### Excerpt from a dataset
━━━━

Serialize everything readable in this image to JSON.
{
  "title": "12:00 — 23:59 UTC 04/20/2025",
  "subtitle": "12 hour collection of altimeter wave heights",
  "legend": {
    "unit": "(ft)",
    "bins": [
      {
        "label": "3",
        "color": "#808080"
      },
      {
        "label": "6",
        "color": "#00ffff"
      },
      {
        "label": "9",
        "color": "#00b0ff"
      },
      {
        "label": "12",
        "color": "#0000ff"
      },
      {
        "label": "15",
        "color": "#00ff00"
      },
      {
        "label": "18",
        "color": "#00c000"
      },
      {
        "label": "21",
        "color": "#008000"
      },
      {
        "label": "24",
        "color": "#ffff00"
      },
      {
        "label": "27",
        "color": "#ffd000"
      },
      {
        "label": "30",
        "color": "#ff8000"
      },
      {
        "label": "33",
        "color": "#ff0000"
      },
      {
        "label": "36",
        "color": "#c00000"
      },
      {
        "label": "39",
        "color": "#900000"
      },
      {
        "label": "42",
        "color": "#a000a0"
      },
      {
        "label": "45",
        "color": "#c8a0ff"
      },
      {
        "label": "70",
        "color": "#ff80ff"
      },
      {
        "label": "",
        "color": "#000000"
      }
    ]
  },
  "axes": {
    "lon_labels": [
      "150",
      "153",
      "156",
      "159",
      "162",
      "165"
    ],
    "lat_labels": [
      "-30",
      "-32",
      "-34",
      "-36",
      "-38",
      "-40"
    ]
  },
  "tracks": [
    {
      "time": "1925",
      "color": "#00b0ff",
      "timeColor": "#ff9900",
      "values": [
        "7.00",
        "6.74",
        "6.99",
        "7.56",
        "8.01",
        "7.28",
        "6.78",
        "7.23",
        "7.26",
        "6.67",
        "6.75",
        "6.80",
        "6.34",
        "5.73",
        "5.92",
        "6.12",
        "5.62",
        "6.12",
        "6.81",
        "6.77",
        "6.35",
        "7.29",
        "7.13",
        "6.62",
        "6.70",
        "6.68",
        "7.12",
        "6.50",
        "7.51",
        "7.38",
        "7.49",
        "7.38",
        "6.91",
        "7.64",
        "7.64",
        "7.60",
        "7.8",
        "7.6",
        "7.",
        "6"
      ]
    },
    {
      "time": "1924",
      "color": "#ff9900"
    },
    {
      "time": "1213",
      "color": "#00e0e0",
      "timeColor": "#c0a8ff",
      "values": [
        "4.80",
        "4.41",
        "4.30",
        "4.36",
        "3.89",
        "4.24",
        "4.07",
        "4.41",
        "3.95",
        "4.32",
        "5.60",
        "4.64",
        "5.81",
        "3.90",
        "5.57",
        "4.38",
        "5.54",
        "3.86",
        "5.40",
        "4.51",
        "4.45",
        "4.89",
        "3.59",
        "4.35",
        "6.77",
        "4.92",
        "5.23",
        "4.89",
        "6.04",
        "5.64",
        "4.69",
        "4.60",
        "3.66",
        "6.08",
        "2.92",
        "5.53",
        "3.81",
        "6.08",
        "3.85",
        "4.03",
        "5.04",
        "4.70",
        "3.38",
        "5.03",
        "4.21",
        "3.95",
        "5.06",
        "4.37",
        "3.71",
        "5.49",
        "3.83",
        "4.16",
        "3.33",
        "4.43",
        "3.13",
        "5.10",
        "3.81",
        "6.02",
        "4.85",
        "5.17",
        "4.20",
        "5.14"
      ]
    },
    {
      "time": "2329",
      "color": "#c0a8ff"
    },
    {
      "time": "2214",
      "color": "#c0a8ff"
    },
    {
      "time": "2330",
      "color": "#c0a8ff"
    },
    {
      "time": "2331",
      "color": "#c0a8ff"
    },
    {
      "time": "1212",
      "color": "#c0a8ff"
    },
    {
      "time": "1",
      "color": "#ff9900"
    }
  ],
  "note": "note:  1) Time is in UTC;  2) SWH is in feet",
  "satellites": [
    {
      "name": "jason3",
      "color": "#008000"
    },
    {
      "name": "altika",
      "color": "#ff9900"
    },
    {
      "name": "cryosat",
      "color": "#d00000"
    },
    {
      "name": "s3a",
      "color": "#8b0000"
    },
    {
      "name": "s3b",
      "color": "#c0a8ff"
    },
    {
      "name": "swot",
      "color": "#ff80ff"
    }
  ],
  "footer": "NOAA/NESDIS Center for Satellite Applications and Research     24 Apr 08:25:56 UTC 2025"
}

━━━━

### What is being asked
Make an exact copy of every entry.

### Answer to this problem
Serialize everything readable in this image to JSON.
{
  "title": "12:00 — 23:59 UTC 04/20/2025",
  "subtitle": "12 hour collection of altimeter wave heights",
  "legend": {
    "unit": "(ft)",
    "bins": [
      {
        "label": "3",
        "color": "#808080"
      },
      {
        "label": "6",
        "color": "#00ffff"
      },
      {
        "label": "9",
        "color": "#00b0ff"
      },
      {
        "label": "12",
        "color": "#0000ff"
      },
      {
        "label": "15",
        "color": "#00ff00"
      },
      {
        "label": "18",
        "color": "#00c000"
      },
      {
        "label": "21",
        "color": "#008000"
      },
      {
        "label": "24",
        "color": "#ffff00"
      },
      {
        "label": "27",
        "color": "#ffd000"
      },
      {
        "label": "30",
        "color": "#ff8000"
      },
      {
        "label": "33",
        "color": "#ff0000"
      },
      {
        "label": "36",
        "color": "#c00000"
      },
      {
        "label": "39",
        "color": "#900000"
      },
      {
        "label": "42",
        "color": "#a000a0"
      },
      {
        "label": "45",
        "color": "#c8a0ff"
      },
      {
        "label": "70",
        "color": "#ff80ff"
      },
      {
        "label": "",
        "color": "#000000"
      }
    ]
  },
  "axes": {
    "lon_labels": [
      "150",
      "153",
      "156",
      "159",
      "162",
      "165"
    ],
    "lat_labels": [
      "-30",
      "-32",
      "-34",
      "-36",
      "-38",
      "-40"
    ]
  },
  "tracks": [
    {
      "time": "1925",
      "color": "#00b0ff",
      "timeColor": "#ff9900",
      "values": [
        "7.00",
        "6.74",
        "6.99",
        "7.56",
        "8.01",
        "7.28",
        "6.78",
        "7.23",
        "7.26",
        "6.67",
        "6.75",
        "6.80",
        "6.34",
        "5.73",
        "5.92",
        "6.12",
        "5.62",
        "6.12",
        "6.81",
        "6.77",
        "6.35",
        "7.29",
        "7.13",
        "6.62",
        "6.70",
        "6.68",
        "7.12",
        "6.50",
        "7.51",
        "7.38",
        "7.49",
        "7.38",
        "6.91",
        "7.64",
        "7.64",
        "7.60",
        "7.8",
        "7.6",
        "7.",
        "6"
      ]
    },
    {
      "time": "1924",
      "color": "#ff9900"
    },
    {
      "time": "1213",
      "color": "#00e0e0",
      "timeColor": "#c0a8ff",
      "values": [
        "4.80",
        "4.41",
        "4.30",
        "4.36",
        "3.89",
        "4.24",
        "4.07",
        "4.41",
        "3.95",
        "4.32",
        "5.60",
        "4.64",
        "5.81",
        "3.90",
        "5.57",
        "4.38",
        "5.54",
        "3.86",
        "5.40",
        "4.51",
        "4.45",
        "4.89",
        "3.59",
        "4.35",
        "6.77",
        "4.92",
        "5.23",
        "4.89",
        "6.04",
        "5.64",
        "4.69",
        "4.60",
        "3.66",
        "6.08",
        "2.92",
        "5.53",
        "3.81",
        "6.08",
        "3.85",
        "4.03",
        "5.04",
        "4.70",
        "3.38",
        "5.03",
        "4.21",
        "3.95",
        "5.06",
        "4.37",
        "3.71",
        "5.49",
        "3.83",
        "4.16",
        "3.33",
        "4.43",
        "3.13",
        "5.10",
        "3.81",
        "6.02",
        "4.85",
        "5.17",
        "4.20",
        "5.14"
      ]
    },
    {
      "time": "2329",
      "color": "#c0a8ff"
    },
    {
      "time": "2214",
      "color": "#c0a8ff"
    },
    {
      "time": "2330",
      "color": "#c0a8ff"
    },
    {
      "time": "2331",
      "color": "#c0a8ff"
    },
    {
      "time": "1212",
      "color": "#c0a8ff"
    },
    {
      "time": "1",
      "color": "#ff9900"
    }
  ],
  "note": "note:  1) Time is in UTC;  2) SWH is in feet",
  "satellites": [
    {
      "name": "jason3",
      "color": "#008000"
    },
    {
      "name": "altika",
      "color": "#ff9900"
    },
    {
      "name": "cryosat",
      "color": "#d00000"
    },
    {
      "name": "s3a",
      "color": "#8b0000"
    },
    {
      "name": "s3b",
      "color": "#c0a8ff"
    },
    {
      "name": "swot",
      "color": "#ff80ff"
    }
  ],
  "footer": "NOAA/NESDIS Center for Satellite Applications and Research     24 Apr 08:25:56 UTC 2025"
}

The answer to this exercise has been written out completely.